=== Material supplied ===

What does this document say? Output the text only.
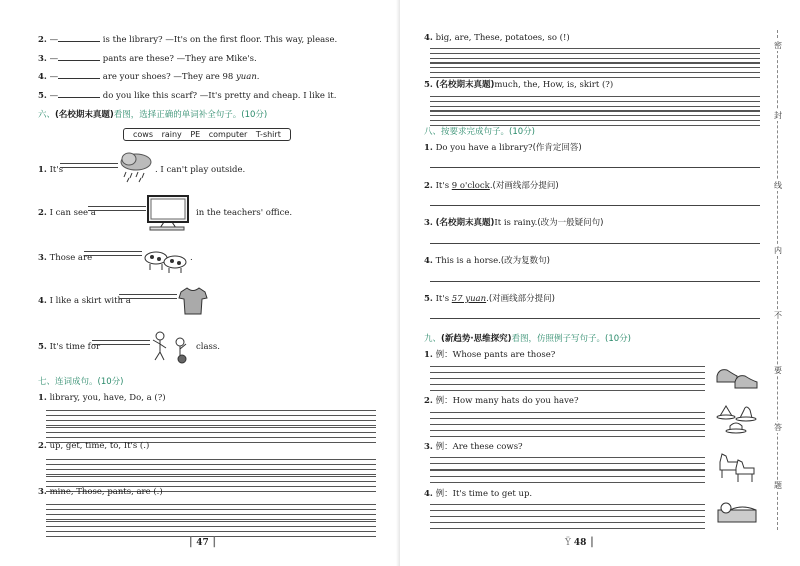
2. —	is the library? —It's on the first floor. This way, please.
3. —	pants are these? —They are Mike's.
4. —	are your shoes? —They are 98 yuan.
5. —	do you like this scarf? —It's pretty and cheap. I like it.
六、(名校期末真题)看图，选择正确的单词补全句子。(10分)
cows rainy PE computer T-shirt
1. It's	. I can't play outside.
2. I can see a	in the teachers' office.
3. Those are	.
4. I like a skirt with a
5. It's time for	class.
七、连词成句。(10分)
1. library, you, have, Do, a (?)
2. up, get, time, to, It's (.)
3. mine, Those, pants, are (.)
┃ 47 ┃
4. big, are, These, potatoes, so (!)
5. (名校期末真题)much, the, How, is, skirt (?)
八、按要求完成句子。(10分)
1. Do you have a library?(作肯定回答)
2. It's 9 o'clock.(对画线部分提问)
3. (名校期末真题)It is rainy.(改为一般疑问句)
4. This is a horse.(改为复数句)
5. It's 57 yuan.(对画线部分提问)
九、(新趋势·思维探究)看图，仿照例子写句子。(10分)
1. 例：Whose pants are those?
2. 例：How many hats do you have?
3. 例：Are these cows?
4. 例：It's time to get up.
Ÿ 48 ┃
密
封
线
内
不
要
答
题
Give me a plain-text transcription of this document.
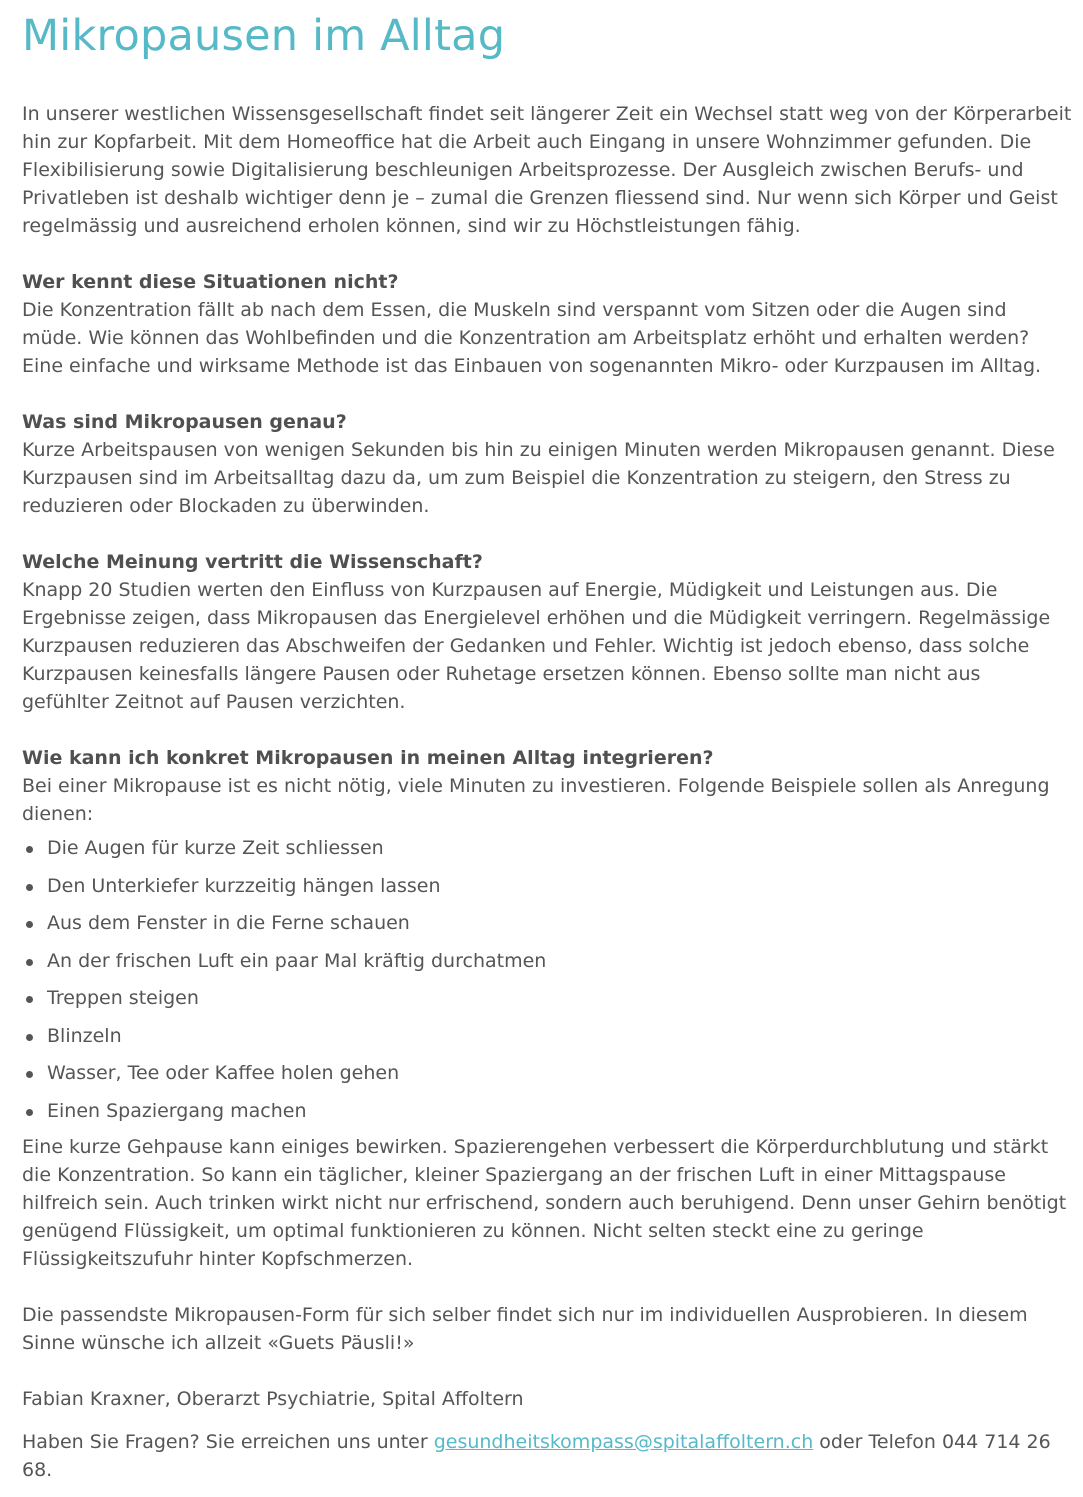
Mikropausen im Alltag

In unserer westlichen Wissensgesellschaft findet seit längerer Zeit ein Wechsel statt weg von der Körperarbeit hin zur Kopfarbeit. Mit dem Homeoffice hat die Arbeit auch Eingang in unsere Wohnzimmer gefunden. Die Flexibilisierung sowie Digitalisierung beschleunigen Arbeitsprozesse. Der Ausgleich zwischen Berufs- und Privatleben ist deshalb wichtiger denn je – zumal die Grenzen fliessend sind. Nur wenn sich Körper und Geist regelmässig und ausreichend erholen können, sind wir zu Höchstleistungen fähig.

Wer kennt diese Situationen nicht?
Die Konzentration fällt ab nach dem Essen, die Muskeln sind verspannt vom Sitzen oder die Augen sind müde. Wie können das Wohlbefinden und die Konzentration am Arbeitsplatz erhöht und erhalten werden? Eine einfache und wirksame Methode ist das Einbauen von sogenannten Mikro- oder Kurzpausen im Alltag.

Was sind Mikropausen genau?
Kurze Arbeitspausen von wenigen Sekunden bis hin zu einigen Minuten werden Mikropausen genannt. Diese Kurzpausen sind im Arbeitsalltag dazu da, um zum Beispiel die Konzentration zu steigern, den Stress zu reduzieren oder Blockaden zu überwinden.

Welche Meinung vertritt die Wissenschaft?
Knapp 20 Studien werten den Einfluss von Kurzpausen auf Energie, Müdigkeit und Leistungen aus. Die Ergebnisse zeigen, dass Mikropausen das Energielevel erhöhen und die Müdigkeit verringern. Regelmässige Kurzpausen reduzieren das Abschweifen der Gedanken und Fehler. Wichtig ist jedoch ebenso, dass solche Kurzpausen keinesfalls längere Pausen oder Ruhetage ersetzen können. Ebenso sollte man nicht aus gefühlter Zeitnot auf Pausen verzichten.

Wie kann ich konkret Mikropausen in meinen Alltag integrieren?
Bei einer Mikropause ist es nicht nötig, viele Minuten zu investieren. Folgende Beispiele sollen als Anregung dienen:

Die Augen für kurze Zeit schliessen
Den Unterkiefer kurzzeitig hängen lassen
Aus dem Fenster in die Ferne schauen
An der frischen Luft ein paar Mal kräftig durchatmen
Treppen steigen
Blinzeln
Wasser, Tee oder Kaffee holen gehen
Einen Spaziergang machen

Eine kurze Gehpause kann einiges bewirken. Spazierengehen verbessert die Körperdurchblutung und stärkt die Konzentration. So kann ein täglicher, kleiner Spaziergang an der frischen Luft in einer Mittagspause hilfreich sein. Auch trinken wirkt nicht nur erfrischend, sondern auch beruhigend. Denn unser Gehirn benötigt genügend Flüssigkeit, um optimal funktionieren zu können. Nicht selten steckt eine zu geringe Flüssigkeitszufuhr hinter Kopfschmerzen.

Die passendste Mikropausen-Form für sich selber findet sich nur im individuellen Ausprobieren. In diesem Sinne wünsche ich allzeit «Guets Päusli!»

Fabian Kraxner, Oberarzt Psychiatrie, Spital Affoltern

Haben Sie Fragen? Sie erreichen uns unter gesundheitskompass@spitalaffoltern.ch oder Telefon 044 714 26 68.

===
=== Material supplied ===

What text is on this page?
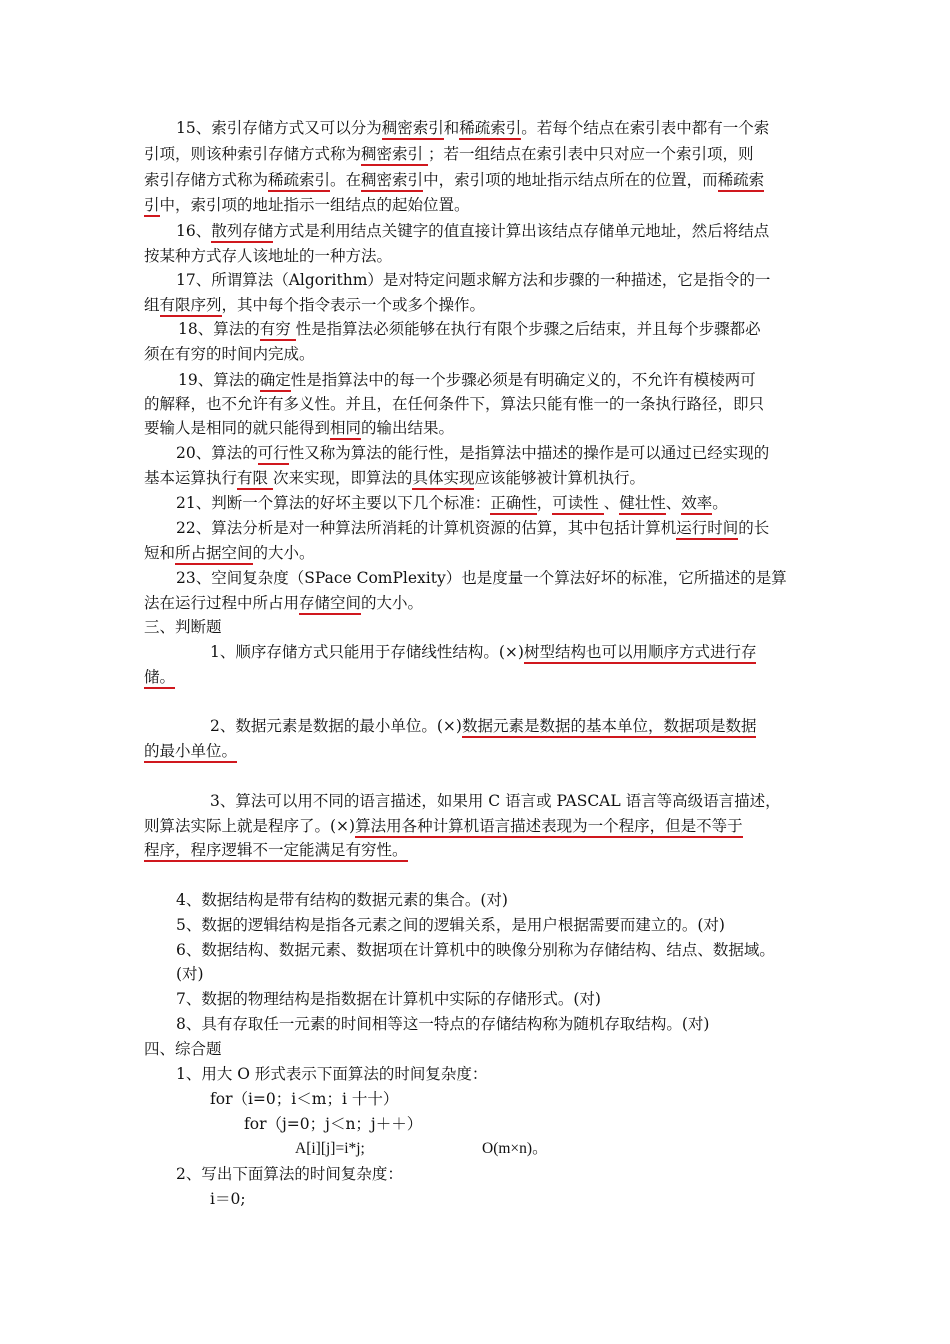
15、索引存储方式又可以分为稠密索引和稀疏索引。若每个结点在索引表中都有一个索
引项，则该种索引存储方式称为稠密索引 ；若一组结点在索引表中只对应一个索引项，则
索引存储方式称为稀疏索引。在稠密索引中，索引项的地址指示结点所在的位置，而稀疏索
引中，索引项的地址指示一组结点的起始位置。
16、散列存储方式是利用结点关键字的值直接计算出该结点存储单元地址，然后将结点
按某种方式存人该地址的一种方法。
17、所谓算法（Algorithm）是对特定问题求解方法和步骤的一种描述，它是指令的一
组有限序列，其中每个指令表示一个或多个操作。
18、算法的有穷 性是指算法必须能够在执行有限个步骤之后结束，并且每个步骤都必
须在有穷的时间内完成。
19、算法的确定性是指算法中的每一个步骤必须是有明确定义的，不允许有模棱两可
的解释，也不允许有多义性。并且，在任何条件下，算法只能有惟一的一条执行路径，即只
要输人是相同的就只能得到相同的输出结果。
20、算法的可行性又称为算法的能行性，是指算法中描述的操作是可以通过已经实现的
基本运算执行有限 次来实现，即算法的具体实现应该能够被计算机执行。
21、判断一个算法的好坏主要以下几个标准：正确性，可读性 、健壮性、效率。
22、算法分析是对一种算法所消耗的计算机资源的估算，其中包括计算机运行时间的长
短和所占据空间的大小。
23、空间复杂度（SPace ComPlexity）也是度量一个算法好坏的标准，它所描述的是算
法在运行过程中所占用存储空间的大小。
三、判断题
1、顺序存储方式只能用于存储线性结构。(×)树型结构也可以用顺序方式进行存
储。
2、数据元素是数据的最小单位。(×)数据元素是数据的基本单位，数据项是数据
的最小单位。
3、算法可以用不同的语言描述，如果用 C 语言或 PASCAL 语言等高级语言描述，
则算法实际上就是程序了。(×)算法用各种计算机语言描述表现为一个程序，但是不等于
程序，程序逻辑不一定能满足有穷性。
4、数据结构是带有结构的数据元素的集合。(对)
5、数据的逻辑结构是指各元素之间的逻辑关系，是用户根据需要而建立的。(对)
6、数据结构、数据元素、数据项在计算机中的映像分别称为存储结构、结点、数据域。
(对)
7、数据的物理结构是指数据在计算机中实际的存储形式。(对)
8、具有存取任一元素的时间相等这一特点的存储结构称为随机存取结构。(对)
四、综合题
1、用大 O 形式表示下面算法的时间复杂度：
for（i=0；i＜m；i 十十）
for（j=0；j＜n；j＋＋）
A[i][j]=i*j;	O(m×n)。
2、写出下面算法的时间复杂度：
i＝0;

===

Read the entries and show each line that mentions "yuan".

Finished answer ->
4. —	are your shoes? —They are 98 yuan.
5. It's 57 yuan.(对画线部分提问)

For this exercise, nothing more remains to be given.